- Requirements -
Reproduce the MapReduce lesson text below word for word, in full.

- Document extract -

-------

Big Data
MapReduce: the paradigm
Цели урока
- Understand the role of each phase - Map, Shuffle, Reduce - in the pipeline
- Explain why Shuffle is the bottleneck and how to optimize it
- Apply Combiners only for associative and commutative operations
- Know the limitations of MapReduce and when to use Spark instead
Предварительные знания
2008. The New York Times wanted to digitize 11 million newspaper articles spanning 150 years. On a single server - months of work. Engineer Derek Gottfrid fired up a MapReduce job on 100 Amazon EC2 virtual machines. Result: 4 TB processed in 24 hours, cost USD 240. The divide-and-conquer principle, scaled to hundreds of machines.
- **Google** originally used MapReduce to build the search index of the entire web - trillions of pages
- **Spotify** processes billions of listening events through MapReduce-like pipelines for Wrapped (year-end recap)
- **NASA** uses MapReduce to analyze terabytes of satellite imagery and telemetry
Jeff Dean, Sanjay Ghemawat, and the paper that transformed Big Data
In 2004 Google engineers Jeff Dean and Sanjay Ghemawat published "MapReduce: Simplified Data Processing on Large Clusters." They did not invent map and reduce - those came from functional programming (Lisp, 1960s). But Google grabbed the abstraction and forged an industrial system that automatically handled node failures and load balancing. The paper sparked Apache Hadoop in 2006 - the open implementation that democratized Big Data.
Map - data transformation
The **Map** phase kicks things off. Each cluster node grabs its data block from HDFS and applies a mapper function. The mapper reads input `(key, value)` pairs and emits intermediate `(key', value')` pairs. The key point: **mappers run in parallel and independently** - each one chews on its own block, oblivious to the others.

-------

- Information shown -

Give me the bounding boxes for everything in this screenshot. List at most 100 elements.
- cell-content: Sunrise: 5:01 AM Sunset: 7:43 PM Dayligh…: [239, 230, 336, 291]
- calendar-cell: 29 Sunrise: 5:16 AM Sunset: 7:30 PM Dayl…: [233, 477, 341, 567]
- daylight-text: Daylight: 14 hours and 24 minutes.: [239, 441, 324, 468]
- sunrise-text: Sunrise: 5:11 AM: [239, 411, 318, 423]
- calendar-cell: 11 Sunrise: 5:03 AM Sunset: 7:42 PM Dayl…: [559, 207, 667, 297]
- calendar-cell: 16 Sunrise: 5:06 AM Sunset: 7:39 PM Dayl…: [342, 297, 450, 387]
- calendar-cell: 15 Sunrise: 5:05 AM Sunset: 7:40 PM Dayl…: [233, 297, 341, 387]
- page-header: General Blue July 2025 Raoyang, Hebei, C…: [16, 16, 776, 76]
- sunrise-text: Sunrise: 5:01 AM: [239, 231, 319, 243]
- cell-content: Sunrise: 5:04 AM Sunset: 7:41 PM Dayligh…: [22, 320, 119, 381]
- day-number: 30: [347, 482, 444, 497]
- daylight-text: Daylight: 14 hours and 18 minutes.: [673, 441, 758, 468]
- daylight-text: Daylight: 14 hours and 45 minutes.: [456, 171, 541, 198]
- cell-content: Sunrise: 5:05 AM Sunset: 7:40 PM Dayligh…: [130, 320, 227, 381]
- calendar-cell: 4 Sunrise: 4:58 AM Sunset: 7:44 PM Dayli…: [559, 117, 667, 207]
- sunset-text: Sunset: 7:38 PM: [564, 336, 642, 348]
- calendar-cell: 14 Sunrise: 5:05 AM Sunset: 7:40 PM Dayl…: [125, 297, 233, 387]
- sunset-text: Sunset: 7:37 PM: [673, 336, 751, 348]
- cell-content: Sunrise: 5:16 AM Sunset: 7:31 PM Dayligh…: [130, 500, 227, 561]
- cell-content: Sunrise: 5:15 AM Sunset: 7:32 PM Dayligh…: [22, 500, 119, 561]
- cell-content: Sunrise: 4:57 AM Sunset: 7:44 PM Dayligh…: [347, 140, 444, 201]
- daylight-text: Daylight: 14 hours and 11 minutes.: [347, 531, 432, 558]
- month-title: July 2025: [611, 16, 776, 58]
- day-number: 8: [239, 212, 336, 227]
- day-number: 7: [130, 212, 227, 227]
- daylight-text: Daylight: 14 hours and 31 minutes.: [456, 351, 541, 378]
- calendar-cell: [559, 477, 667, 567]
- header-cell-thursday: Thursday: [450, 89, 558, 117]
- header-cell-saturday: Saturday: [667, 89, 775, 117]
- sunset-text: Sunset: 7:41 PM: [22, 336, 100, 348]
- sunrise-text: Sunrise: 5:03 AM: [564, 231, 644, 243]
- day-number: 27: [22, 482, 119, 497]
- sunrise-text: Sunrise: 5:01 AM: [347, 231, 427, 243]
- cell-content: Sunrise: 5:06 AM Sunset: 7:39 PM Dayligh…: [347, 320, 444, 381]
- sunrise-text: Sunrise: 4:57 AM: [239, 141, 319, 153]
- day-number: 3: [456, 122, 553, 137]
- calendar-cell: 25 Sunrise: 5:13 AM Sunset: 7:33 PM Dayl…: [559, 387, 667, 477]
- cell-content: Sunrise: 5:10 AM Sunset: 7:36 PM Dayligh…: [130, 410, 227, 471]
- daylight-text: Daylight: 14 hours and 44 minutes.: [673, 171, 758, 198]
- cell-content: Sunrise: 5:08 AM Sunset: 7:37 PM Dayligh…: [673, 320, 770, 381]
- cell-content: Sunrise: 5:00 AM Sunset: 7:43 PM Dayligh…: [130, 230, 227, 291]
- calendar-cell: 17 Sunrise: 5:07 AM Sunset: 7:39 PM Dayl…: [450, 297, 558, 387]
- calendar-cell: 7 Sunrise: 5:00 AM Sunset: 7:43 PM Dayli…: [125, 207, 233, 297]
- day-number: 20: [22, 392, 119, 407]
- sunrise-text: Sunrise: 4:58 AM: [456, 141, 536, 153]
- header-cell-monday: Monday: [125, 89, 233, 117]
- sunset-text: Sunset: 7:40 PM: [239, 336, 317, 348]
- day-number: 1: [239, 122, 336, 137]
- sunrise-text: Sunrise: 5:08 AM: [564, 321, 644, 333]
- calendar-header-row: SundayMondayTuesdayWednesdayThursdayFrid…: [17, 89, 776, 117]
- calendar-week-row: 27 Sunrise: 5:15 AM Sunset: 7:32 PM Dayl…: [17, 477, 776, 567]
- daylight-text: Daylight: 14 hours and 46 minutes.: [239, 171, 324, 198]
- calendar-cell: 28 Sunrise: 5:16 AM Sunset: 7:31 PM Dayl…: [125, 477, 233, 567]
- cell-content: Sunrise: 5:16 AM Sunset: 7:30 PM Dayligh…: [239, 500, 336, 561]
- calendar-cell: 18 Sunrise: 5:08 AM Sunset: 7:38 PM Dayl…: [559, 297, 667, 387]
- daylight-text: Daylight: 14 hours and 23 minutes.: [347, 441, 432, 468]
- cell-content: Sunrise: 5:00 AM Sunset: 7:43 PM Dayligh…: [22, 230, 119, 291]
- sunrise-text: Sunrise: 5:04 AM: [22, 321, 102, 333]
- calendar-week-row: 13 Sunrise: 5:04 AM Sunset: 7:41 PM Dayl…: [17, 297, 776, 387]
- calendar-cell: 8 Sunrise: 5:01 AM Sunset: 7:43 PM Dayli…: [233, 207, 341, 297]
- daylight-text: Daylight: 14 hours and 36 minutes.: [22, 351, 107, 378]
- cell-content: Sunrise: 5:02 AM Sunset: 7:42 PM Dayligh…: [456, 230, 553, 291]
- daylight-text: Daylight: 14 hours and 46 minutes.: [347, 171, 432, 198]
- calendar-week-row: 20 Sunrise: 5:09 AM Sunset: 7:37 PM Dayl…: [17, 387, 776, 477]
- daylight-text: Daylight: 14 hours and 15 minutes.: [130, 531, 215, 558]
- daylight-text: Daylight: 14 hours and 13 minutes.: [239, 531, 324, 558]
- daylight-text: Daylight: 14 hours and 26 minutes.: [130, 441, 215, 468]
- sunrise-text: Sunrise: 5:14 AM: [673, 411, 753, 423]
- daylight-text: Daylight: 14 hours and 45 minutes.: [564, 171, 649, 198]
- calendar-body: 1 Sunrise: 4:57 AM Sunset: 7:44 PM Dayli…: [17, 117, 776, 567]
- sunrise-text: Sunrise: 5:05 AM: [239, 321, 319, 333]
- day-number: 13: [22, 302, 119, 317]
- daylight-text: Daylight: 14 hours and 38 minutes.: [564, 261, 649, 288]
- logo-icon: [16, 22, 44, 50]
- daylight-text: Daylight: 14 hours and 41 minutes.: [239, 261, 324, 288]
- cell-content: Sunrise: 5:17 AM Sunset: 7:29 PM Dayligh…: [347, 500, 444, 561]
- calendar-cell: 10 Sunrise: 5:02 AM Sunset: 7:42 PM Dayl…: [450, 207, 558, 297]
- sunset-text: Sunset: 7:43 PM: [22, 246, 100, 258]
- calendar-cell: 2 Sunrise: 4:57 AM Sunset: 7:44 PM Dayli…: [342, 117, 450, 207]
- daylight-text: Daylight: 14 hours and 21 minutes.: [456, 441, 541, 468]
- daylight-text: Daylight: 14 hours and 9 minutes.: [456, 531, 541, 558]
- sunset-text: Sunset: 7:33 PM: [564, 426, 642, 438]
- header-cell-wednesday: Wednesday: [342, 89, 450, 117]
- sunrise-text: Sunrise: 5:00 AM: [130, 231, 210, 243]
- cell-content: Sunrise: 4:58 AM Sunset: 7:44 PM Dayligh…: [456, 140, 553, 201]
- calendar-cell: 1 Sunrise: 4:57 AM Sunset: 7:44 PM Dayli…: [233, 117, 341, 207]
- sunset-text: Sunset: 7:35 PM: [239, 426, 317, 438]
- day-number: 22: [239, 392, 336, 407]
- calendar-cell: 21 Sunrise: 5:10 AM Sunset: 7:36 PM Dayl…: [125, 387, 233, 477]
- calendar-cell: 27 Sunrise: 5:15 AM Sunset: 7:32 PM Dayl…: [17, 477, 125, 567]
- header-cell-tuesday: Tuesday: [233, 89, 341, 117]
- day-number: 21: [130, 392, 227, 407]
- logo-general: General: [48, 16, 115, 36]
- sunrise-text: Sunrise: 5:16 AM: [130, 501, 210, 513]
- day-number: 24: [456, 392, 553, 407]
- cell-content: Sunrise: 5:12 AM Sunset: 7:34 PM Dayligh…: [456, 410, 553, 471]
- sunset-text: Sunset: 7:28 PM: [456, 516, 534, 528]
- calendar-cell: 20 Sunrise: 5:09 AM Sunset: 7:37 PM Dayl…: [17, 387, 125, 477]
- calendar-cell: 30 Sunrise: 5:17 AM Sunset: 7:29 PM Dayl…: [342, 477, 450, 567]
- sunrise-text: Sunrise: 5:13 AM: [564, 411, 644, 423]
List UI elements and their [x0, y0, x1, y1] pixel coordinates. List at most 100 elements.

-------

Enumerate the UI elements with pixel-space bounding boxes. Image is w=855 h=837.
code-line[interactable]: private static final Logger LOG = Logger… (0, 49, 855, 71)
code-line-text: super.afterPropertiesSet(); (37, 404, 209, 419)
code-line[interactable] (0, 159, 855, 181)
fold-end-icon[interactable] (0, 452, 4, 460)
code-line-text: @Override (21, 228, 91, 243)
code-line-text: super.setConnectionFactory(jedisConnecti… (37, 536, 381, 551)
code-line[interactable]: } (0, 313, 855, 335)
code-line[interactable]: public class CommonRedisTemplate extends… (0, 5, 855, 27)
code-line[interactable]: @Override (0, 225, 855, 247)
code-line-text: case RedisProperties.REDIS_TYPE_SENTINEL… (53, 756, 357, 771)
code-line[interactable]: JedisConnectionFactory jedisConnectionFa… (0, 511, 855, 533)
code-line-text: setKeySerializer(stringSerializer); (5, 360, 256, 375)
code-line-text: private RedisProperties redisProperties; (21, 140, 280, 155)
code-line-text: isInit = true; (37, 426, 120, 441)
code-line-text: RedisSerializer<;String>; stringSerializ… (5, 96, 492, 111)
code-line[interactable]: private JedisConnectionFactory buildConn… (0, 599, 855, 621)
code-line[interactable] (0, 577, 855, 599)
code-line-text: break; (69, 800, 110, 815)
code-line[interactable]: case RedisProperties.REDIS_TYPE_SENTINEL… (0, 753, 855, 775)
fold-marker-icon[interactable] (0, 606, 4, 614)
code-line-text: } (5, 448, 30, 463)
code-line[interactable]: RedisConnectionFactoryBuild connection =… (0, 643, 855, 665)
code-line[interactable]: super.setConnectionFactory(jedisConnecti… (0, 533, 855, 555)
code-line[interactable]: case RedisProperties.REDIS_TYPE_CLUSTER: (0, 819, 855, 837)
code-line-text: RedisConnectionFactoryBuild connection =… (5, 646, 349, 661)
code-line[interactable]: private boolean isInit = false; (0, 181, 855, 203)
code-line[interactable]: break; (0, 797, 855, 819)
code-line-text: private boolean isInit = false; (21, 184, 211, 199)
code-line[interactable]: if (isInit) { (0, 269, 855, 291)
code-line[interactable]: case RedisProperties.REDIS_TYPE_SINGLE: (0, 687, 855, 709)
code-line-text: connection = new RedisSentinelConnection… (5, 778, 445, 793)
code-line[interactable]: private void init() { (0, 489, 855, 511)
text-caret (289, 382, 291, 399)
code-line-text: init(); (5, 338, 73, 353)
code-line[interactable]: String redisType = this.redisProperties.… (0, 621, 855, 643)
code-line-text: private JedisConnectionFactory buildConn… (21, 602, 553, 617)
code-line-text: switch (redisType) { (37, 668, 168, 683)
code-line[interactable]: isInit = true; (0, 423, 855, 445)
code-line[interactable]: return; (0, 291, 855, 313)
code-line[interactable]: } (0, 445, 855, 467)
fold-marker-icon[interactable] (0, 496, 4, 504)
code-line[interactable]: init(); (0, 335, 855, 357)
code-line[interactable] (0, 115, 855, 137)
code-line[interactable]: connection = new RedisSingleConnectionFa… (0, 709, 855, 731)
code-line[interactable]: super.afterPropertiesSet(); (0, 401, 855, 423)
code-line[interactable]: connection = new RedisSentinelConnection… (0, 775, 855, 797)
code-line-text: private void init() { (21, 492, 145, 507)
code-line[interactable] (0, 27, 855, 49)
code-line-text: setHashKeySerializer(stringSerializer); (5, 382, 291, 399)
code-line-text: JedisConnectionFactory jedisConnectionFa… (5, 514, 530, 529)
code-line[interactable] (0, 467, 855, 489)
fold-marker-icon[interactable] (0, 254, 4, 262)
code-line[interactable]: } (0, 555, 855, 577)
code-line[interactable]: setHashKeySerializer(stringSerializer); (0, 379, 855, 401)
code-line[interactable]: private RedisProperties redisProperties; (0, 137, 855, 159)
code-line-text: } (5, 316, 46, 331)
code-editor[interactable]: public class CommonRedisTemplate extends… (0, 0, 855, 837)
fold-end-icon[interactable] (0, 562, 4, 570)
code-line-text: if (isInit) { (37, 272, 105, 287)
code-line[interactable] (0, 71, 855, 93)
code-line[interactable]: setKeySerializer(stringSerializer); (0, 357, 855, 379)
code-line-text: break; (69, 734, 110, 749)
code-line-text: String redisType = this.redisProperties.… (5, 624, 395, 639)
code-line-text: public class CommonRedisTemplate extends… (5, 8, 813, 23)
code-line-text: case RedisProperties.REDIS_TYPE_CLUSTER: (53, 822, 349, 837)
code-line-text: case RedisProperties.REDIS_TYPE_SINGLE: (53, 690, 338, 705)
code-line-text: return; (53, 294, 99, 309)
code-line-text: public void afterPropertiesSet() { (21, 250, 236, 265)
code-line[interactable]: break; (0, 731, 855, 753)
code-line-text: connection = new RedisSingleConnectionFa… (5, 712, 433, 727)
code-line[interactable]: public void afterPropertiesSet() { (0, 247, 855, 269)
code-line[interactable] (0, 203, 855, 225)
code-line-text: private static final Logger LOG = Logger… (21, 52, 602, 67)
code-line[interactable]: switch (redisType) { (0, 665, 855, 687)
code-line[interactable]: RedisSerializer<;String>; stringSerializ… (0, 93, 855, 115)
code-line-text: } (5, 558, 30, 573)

-------

- The solution -
Big Data
MapReduce: the paradigm
Цели урока
- Understand the role of each phase - Map, Shuffle, Reduce - in the pipeline
- Explain why Shuffle is the bottleneck and how to optimize it
- Apply Combiners only for associative and commutative operations
- Know the limitations of MapReduce and when to use Spark instead
Предварительные знания
2008. The New York Times wanted to digitize 11 million newspaper articles spanning 150 years. On a single server - months of work. Engineer Derek Gottfrid fired up a MapReduce job on 100 Amazon EC2 virtual machines. Result: 4 TB processed in 24 hours, cost USD 240. The divide-and-conquer principle, scaled to hundreds of machines.
- **Google** originally used MapReduce to build the search index of the entire web - trillions of pages
- **Spotify** processes billions of listening events through MapReduce-like pipelines for Wrapped (year-end recap)
- **NASA** uses MapReduce to analyze terabytes of satellite imagery and telemetry
Jeff Dean, Sanjay Ghemawat, and the paper that transformed Big Data
In 2004 Google engineers Jeff Dean and Sanjay Ghemawat published "MapReduce: Simplified Data Processing on Large Clusters." They did not invent map and reduce - those came from functional programming (Lisp, 1960s). But Google grabbed the abstraction and forged an industrial system that automatically handled node failures and load balancing. The paper sparked Apache Hadoop in 2006 - the open implementation that democratized Big Data.
Map - data transformation
The **Map** phase kicks things off. Each cluster node grabs its data block from HDFS and applies a mapper function. The mapper reads input `(key, value)` pairs and emits intermediate `(key', value')` pairs. The key point: **mappers run in parallel and independently** - each one chews on its own block, oblivious to the others.